Exercise brief
Retype the material in full, keeping every word the same.

Extracted material
┏━━

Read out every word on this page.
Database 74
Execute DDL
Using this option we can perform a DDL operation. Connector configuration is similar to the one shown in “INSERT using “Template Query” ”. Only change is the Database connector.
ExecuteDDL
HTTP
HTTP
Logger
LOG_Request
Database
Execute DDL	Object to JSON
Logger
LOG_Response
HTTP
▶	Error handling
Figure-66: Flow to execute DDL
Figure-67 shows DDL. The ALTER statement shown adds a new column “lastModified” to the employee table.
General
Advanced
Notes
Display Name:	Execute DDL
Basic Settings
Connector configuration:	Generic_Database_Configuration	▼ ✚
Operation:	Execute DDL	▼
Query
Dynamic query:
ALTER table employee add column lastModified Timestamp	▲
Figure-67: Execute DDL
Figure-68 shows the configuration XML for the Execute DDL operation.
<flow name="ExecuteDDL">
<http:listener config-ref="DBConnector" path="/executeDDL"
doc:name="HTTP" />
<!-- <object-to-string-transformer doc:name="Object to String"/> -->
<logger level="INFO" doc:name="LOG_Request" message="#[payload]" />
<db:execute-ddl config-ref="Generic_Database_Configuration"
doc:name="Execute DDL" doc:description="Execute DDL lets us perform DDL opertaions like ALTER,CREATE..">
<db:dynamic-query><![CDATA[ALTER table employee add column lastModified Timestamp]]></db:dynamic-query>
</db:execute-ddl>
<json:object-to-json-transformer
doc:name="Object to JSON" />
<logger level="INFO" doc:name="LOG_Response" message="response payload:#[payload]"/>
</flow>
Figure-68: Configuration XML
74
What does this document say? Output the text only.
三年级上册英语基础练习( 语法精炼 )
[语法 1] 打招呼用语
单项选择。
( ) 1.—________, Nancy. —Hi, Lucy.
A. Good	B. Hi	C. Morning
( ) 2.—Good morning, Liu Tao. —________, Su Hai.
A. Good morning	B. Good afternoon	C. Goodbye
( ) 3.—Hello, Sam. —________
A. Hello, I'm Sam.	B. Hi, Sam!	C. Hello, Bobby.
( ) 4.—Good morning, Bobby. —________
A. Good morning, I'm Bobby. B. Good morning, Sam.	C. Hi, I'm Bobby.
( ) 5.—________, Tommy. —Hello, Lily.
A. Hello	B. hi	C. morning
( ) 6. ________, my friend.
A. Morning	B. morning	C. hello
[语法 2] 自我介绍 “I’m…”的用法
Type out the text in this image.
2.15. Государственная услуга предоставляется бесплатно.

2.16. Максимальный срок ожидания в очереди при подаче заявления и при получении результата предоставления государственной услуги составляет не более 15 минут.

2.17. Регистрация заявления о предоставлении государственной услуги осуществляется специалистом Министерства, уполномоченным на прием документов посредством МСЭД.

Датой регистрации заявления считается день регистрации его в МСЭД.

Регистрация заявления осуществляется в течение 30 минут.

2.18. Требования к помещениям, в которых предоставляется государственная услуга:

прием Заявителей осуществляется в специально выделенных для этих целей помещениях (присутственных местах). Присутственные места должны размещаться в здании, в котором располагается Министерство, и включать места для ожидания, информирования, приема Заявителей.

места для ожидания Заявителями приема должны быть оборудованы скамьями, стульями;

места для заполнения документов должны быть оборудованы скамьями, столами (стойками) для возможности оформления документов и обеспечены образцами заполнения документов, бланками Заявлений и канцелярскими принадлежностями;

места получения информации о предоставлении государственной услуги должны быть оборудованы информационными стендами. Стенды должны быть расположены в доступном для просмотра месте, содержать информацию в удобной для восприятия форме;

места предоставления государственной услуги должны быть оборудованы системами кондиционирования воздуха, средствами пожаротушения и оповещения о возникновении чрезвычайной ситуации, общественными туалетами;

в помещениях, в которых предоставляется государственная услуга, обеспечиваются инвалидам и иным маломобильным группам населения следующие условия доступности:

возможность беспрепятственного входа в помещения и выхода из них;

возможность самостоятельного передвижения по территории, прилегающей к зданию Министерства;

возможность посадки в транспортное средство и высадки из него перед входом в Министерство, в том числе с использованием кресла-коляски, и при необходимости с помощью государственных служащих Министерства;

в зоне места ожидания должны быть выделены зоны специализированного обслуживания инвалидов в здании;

┗━━

Solved exercise
Read out every word on this page.
Database 74
Execute DDL
Using this option we can perform a DDL operation. Connector configuration is similar to the one shown in “INSERT using “Template Query” ”. Only change is the Database connector.
ExecuteDDL
HTTP
HTTP
Logger
LOG_Request
Database
Execute DDL	Object to JSON
Logger
LOG_Response
HTTP
▶	Error handling
Figure-66: Flow to execute DDL
Figure-67 shows DDL. The ALTER statement shown adds a new column “lastModified” to the employee table.
General
Advanced
Notes
Display Name:	Execute DDL
Basic Settings
Connector configuration:	Generic_Database_Configuration	▼ ✚
Operation:	Execute DDL	▼
Query
Dynamic query:
ALTER table employee add column lastModified Timestamp	▲
Figure-67: Execute DDL
Figure-68 shows the configuration XML for the Execute DDL operation.
<flow name="ExecuteDDL">
<http:listener config-ref="DBConnector" path="/executeDDL"
doc:name="HTTP" />
<!-- <object-to-string-transformer doc:name="Object to String"/> -->
<logger level="INFO" doc:name="LOG_Request" message="#[payload]" />
<db:execute-ddl config-ref="Generic_Database_Configuration"
doc:name="Execute DDL" doc:description="Execute DDL lets us perform DDL opertaions like ALTER,CREATE..">
<db:dynamic-query><![CDATA[ALTER table employee add column lastModified Timestamp]]></db:dynamic-query>
</db:execute-ddl>
<json:object-to-json-transformer
doc:name="Object to JSON" />
<logger level="INFO" doc:name="LOG_Response" message="response payload:#[payload]"/>
</flow>
Figure-68: Configuration XML
74
What does this document say? Output the text only.
三年级上册英语基础练习( 语法精炼 )
[语法 1] 打招呼用语
单项选择。
( ) 1.—________, Nancy. —Hi, Lucy.
A. Good	B. Hi	C. Morning
( ) 2.—Good morning, Liu Tao. —________, Su Hai.
A. Good morning	B. Good afternoon	C. Goodbye
( ) 3.—Hello, Sam. —________
A. Hello, I'm Sam.	B. Hi, Sam!	C. Hello, Bobby.
( ) 4.—Good morning, Bobby. —________
A. Good morning, I'm Bobby. B. Good morning, Sam.	C. Hi, I'm Bobby.
( ) 5.—________, Tommy. —Hello, Lily.
A. Hello	B. hi	C. morning
( ) 6. ________, my friend.
A. Morning	B. morning	C. hello
[语法 2] 自我介绍 “I’m…”的用法
Type out the text in this image.
2.15. Государственная услуга предоставляется бесплатно.

2.16. Максимальный срок ожидания в очереди при подаче заявления и при получении результата предоставления государственной услуги составляет не более 15 минут.

2.17. Регистрация заявления о предоставлении государственной услуги осуществляется специалистом Министерства, уполномоченным на прием документов посредством МСЭД.

Датой регистрации заявления считается день регистрации его в МСЭД.

Регистрация заявления осуществляется в течение 30 минут.

2.18. Требования к помещениям, в которых предоставляется государственная услуга:

прием Заявителей осуществляется в специально выделенных для этих целей помещениях (присутственных местах). Присутственные места должны размещаться в здании, в котором располагается Министерство, и включать места для ожидания, информирования, приема Заявителей.

места для ожидания Заявителями приема должны быть оборудованы скамьями, стульями;

места для заполнения документов должны быть оборудованы скамьями, столами (стойками) для возможности оформления документов и обеспечены образцами заполнения документов, бланками Заявлений и канцелярскими принадлежностями;

места получения информации о предоставлении государственной услуги должны быть оборудованы информационными стендами. Стенды должны быть расположены в доступном для просмотра месте, содержать информацию в удобной для восприятия форме;

места предоставления государственной услуги должны быть оборудованы системами кондиционирования воздуха, средствами пожаротушения и оповещения о возникновении чрезвычайной ситуации, общественными туалетами;

в помещениях, в которых предоставляется государственная услуга, обеспечиваются инвалидам и иным маломобильным группам населения следующие условия доступности:

возможность беспрепятственного входа в помещения и выхода из них;

возможность самостоятельного передвижения по территории, прилегающей к зданию Министерства;

возможность посадки в транспортное средство и высадки из него перед входом в Министерство, в том числе с использованием кресла-коляски, и при необходимости с помощью государственных служащих Министерства;

в зоне места ожидания должны быть выделены зоны специализированного обслуживания инвалидов в здании;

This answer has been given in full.